• **Given task**
Set each record down exactly, excluding all images.

• **Data section**
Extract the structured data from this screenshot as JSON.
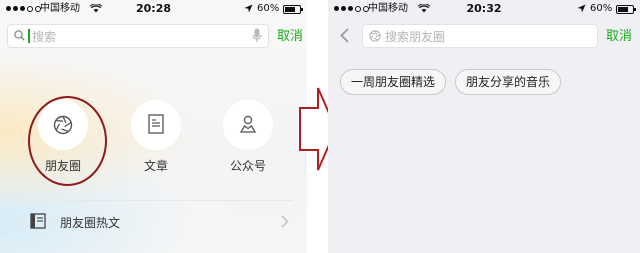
{
  "left": {
    "status": {
      "carrier": "中国移动",
      "time": "20:28",
      "battery": "60%"
    },
    "search": {
      "placeholder": "搜索",
      "cancel": "取消"
    },
    "categories": [
      {
        "label": "朋友圈",
        "icon": "aperture-icon"
      },
      {
        "label": "文章",
        "icon": "article-icon"
      },
      {
        "label": "公众号",
        "icon": "person-icon"
      }
    ],
    "hot_row": {
      "label": "朋友圈热文",
      "icon": "book-icon"
    }
  },
  "right": {
    "status": {
      "carrier": "中国移动",
      "time": "20:32",
      "battery": "60%"
    },
    "search": {
      "placeholder": "搜索朋友圈",
      "cancel": "取消"
    },
    "tags": [
      "一周朋友圈精选",
      "朋友分享的音乐"
    ]
  },
  "colors": {
    "accent": "#1aad19",
    "highlight": "#8e1a1e",
    "arrow": "#b11e24"
  }
}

• **Response**
Extract the structured data from this screenshot as JSON.
{
  "left": {
    "status": {
      "carrier": "中国移动",
      "time": "20:28",
      "battery": "60%"
    },
    "search": {
      "placeholder": "搜索",
      "cancel": "取消"
    },
    "categories": [
      {
        "label": "朋友圈",
        "icon": "aperture-icon"
      },
      {
        "label": "文章",
        "icon": "article-icon"
      },
      {
        "label": "公众号",
        "icon": "person-icon"
      }
    ],
    "hot_row": {
      "label": "朋友圈热文",
      "icon": "book-icon"
    }
  },
  "right": {
    "status": {
      "carrier": "中国移动",
      "time": "20:32",
      "battery": "60%"
    },
    "search": {
      "placeholder": "搜索朋友圈",
      "cancel": "取消"
    },
    "tags": [
      "一周朋友圈精选",
      "朋友分享的音乐"
    ]
  },
  "colors": {
    "accent": "#1aad19",
    "highlight": "#8e1a1e",
    "arrow": "#b11e24"
  }
}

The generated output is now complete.